■ **Stated exercise**
Your task is to print every entry below exactly as given.

Input data start

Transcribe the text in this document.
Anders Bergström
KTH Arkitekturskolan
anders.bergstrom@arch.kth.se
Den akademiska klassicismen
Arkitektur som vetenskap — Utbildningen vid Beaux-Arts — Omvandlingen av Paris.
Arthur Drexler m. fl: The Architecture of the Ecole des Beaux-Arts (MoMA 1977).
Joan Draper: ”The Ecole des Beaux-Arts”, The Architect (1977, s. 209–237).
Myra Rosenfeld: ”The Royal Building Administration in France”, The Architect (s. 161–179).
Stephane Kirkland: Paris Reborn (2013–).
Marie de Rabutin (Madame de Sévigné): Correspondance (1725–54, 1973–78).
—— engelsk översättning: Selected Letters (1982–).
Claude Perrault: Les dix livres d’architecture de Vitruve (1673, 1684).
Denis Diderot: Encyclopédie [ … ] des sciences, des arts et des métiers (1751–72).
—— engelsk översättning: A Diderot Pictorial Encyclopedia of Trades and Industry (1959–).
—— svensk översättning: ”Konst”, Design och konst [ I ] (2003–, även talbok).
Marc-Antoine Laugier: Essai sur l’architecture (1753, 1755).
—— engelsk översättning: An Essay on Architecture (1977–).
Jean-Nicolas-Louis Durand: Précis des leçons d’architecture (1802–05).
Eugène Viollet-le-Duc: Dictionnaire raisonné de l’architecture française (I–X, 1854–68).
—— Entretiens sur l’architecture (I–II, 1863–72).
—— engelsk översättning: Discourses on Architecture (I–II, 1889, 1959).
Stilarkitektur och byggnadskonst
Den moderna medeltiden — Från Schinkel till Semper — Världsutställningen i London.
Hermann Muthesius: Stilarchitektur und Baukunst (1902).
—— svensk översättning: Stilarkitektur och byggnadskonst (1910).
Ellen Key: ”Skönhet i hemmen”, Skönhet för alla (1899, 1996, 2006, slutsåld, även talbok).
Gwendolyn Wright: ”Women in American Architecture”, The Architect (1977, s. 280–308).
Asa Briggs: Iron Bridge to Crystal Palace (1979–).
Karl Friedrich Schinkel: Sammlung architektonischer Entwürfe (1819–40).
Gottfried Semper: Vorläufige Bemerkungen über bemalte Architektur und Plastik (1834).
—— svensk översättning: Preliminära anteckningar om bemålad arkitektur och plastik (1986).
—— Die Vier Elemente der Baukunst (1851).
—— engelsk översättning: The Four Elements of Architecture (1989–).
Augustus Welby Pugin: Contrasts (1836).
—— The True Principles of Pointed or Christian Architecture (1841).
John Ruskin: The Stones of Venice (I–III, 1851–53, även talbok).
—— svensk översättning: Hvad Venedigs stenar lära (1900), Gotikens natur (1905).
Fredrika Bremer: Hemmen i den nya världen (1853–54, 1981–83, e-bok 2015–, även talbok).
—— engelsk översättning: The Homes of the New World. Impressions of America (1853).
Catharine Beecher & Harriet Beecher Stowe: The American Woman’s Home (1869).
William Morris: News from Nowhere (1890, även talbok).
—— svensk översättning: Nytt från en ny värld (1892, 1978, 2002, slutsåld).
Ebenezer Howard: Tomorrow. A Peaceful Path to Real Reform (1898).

Input data end

■ **Response below**
Transcribe the text in this document.
Anders Bergström
KTH Arkitekturskolan
anders.bergstrom@arch.kth.se
Den akademiska klassicismen
Arkitektur som vetenskap — Utbildningen vid Beaux-Arts — Omvandlingen av Paris.
Arthur Drexler m. fl: The Architecture of the Ecole des Beaux-Arts (MoMA 1977).
Joan Draper: ”The Ecole des Beaux-Arts”, The Architect (1977, s. 209–237).
Myra Rosenfeld: ”The Royal Building Administration in France”, The Architect (s. 161–179).
Stephane Kirkland: Paris Reborn (2013–).
Marie de Rabutin (Madame de Sévigné): Correspondance (1725–54, 1973–78).
—— engelsk översättning: Selected Letters (1982–).
Claude Perrault: Les dix livres d’architecture de Vitruve (1673, 1684).
Denis Diderot: Encyclopédie [ … ] des sciences, des arts et des métiers (1751–72).
—— engelsk översättning: A Diderot Pictorial Encyclopedia of Trades and Industry (1959–).
—— svensk översättning: ”Konst”, Design och konst [ I ] (2003–, även talbok).
Marc-Antoine Laugier: Essai sur l’architecture (1753, 1755).
—— engelsk översättning: An Essay on Architecture (1977–).
Jean-Nicolas-Louis Durand: Précis des leçons d’architecture (1802–05).
Eugène Viollet-le-Duc: Dictionnaire raisonné de l’architecture française (I–X, 1854–68).
—— Entretiens sur l’architecture (I–II, 1863–72).
—— engelsk översättning: Discourses on Architecture (I–II, 1889, 1959).
Stilarkitektur och byggnadskonst
Den moderna medeltiden — Från Schinkel till Semper — Världsutställningen i London.
Hermann Muthesius: Stilarchitektur und Baukunst (1902).
—— svensk översättning: Stilarkitektur och byggnadskonst (1910).
Ellen Key: ”Skönhet i hemmen”, Skönhet för alla (1899, 1996, 2006, slutsåld, även talbok).
Gwendolyn Wright: ”Women in American Architecture”, The Architect (1977, s. 280–308).
Asa Briggs: Iron Bridge to Crystal Palace (1979–).
Karl Friedrich Schinkel: Sammlung architektonischer Entwürfe (1819–40).
Gottfried Semper: Vorläufige Bemerkungen über bemalte Architektur und Plastik (1834).
—— svensk översättning: Preliminära anteckningar om bemålad arkitektur och plastik (1986).
—— Die Vier Elemente der Baukunst (1851).
—— engelsk översättning: The Four Elements of Architecture (1989–).
Augustus Welby Pugin: Contrasts (1836).
—— The True Principles of Pointed or Christian Architecture (1841).
John Ruskin: The Stones of Venice (I–III, 1851–53, även talbok).
—— svensk översättning: Hvad Venedigs stenar lära (1900), Gotikens natur (1905).
Fredrika Bremer: Hemmen i den nya världen (1853–54, 1981–83, e-bok 2015–, även talbok).
—— engelsk översättning: The Homes of the New World. Impressions of America (1853).
Catharine Beecher & Harriet Beecher Stowe: The American Woman’s Home (1869).
William Morris: News from Nowhere (1890, även talbok).
—— svensk översättning: Nytt från en ny värld (1892, 1978, 2002, slutsåld).
Ebenezer Howard: Tomorrow. A Peaceful Path to Real Reform (1898).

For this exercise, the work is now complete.